(Stored data entries)
────

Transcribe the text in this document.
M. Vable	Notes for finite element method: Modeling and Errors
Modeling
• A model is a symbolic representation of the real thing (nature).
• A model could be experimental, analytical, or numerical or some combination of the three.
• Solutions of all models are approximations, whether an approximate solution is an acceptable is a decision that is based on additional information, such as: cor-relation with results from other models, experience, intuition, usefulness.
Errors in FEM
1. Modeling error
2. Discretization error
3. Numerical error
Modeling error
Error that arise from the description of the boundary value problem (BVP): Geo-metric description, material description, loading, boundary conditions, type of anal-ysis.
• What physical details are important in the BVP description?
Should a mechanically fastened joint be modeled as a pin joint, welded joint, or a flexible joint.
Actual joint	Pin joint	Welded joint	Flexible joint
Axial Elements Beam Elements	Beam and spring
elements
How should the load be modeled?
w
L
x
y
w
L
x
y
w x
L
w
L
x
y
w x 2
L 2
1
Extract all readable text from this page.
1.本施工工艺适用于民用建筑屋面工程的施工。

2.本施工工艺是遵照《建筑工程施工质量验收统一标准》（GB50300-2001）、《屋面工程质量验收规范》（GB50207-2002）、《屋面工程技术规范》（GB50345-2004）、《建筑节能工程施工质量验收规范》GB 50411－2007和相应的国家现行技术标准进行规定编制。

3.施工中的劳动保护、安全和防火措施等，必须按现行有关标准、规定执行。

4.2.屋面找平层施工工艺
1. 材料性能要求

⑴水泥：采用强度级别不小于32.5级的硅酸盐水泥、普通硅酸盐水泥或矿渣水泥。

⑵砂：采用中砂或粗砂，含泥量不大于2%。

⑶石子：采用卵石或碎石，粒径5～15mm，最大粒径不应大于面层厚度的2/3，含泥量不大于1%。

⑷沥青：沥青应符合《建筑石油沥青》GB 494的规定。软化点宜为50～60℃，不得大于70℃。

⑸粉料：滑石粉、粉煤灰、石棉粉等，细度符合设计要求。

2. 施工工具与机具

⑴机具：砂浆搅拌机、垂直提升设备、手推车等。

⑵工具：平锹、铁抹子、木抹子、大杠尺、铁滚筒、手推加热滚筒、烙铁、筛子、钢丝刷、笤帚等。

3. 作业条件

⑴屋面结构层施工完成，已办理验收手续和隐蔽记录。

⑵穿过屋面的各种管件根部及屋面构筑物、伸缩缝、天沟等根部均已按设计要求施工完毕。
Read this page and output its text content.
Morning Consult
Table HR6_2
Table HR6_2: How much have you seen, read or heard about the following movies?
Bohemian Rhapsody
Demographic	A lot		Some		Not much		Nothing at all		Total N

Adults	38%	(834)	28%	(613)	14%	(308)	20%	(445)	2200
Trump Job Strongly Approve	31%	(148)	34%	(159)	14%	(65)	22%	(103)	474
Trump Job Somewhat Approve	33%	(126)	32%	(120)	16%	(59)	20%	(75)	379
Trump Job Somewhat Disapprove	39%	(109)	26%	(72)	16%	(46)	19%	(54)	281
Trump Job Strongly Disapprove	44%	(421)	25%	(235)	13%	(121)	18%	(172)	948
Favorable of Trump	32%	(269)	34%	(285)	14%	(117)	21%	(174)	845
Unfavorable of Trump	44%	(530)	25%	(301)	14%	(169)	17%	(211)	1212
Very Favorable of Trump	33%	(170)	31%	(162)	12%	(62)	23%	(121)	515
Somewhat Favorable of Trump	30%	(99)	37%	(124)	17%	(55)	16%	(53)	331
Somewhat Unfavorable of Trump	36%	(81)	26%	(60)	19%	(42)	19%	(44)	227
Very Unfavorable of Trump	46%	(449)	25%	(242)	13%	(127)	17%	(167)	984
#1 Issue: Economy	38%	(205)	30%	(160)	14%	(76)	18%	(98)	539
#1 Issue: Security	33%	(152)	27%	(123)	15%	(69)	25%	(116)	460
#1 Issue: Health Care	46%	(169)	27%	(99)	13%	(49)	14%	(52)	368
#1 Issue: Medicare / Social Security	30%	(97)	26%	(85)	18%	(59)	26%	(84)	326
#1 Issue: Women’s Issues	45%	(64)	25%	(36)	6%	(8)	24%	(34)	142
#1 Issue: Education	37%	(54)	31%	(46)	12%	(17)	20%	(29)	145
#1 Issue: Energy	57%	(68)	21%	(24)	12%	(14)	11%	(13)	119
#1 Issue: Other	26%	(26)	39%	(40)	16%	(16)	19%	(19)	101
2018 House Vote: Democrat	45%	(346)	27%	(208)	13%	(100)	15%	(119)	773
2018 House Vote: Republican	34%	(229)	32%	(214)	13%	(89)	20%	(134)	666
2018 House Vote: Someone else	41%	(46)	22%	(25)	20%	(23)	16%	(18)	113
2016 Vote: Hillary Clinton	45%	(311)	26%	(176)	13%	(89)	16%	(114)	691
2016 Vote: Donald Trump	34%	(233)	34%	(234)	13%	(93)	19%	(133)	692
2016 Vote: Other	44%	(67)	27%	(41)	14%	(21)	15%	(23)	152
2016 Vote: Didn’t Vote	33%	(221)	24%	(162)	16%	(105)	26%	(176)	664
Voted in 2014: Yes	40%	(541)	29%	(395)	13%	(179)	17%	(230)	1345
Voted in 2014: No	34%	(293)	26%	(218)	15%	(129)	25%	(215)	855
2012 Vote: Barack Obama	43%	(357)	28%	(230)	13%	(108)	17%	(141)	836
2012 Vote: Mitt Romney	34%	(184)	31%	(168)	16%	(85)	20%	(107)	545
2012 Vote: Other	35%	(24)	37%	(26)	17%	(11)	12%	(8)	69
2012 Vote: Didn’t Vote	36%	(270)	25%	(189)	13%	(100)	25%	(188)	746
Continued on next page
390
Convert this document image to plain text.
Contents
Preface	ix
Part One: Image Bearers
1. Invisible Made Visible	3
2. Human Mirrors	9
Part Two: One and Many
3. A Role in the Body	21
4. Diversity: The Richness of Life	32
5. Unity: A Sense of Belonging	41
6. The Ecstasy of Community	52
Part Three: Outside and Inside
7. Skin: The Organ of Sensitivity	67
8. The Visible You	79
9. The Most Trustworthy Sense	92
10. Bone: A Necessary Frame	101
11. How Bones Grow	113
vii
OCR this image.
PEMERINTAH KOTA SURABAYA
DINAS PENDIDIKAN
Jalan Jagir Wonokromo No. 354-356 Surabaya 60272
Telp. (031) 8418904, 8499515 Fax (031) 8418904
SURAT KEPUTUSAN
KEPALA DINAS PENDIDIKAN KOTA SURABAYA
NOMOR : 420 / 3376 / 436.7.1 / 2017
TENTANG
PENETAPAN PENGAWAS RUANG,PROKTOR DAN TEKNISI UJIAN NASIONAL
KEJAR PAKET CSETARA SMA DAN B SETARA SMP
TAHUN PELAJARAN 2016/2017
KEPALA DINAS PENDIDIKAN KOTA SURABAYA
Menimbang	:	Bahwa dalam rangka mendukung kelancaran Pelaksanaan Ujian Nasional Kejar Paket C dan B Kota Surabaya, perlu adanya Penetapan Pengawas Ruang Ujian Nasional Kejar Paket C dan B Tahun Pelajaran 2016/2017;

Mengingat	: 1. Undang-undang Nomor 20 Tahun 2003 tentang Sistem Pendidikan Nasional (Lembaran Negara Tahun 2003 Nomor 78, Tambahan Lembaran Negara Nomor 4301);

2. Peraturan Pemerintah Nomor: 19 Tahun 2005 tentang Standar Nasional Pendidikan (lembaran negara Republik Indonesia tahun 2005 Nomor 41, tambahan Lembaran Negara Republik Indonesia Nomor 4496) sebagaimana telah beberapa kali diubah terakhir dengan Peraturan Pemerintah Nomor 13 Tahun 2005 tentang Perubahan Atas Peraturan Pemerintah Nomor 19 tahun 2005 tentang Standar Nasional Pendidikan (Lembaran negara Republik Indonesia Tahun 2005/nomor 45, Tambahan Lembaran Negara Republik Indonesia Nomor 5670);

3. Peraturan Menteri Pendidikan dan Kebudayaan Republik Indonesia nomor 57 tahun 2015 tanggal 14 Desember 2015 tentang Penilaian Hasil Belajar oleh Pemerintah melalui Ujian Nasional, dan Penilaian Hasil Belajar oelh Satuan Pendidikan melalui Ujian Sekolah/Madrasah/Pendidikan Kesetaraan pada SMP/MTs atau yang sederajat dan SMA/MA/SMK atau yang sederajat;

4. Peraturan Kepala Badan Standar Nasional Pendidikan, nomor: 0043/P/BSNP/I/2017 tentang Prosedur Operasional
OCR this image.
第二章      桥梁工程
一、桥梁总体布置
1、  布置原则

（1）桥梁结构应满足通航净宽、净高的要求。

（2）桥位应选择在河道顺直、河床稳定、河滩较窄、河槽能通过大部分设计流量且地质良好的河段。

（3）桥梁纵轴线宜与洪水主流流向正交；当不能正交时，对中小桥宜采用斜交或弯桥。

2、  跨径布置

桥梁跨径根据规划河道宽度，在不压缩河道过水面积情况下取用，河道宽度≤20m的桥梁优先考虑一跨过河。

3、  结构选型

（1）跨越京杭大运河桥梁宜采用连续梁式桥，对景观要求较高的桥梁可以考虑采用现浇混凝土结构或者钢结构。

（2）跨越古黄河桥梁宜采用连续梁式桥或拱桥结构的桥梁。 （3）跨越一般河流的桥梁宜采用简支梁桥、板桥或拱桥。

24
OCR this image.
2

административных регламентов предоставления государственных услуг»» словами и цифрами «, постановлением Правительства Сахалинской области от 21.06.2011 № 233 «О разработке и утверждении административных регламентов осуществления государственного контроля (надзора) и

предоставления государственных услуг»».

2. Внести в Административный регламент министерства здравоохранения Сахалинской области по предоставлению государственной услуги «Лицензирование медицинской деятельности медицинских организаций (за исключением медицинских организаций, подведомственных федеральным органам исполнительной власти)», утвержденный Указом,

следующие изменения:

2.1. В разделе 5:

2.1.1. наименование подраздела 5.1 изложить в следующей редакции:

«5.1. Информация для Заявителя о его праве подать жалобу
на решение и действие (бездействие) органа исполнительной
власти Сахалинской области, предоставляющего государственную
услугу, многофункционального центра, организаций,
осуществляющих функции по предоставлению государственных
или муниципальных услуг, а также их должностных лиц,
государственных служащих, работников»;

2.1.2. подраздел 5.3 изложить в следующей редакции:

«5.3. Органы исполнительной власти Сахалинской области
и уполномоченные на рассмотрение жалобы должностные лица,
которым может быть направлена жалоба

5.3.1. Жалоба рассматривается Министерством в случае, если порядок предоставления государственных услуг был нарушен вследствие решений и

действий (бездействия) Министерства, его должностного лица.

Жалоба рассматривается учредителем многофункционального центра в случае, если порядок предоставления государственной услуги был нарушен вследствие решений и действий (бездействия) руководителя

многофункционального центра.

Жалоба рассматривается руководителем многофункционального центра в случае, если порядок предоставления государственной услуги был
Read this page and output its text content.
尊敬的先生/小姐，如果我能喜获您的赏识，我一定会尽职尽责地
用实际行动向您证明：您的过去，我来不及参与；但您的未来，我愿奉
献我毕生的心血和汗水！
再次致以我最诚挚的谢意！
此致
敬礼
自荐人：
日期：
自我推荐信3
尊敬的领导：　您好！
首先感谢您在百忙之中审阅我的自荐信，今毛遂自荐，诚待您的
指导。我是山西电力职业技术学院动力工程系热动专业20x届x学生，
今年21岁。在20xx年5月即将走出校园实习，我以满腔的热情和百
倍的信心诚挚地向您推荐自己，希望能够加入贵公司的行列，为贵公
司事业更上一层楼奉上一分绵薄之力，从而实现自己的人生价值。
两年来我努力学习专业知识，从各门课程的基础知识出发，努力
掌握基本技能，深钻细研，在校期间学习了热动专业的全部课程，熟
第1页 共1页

────

REQUIRED WORK :: Where a line of the entries contains the word "from", copy that line.

TASK RESPONSE ::
• Solutions of all models are approximations, whether an approximate solution is an acceptable is a decision that is based on additional information, such as: cor-relation with results from other models, experience, intuition, usefulness.
Error that arise from the description of the boundary value problem (BVP): Geo-metric description, material description, loading, boundary conditions, type of anal-ysis.
Extract all readable text from this page.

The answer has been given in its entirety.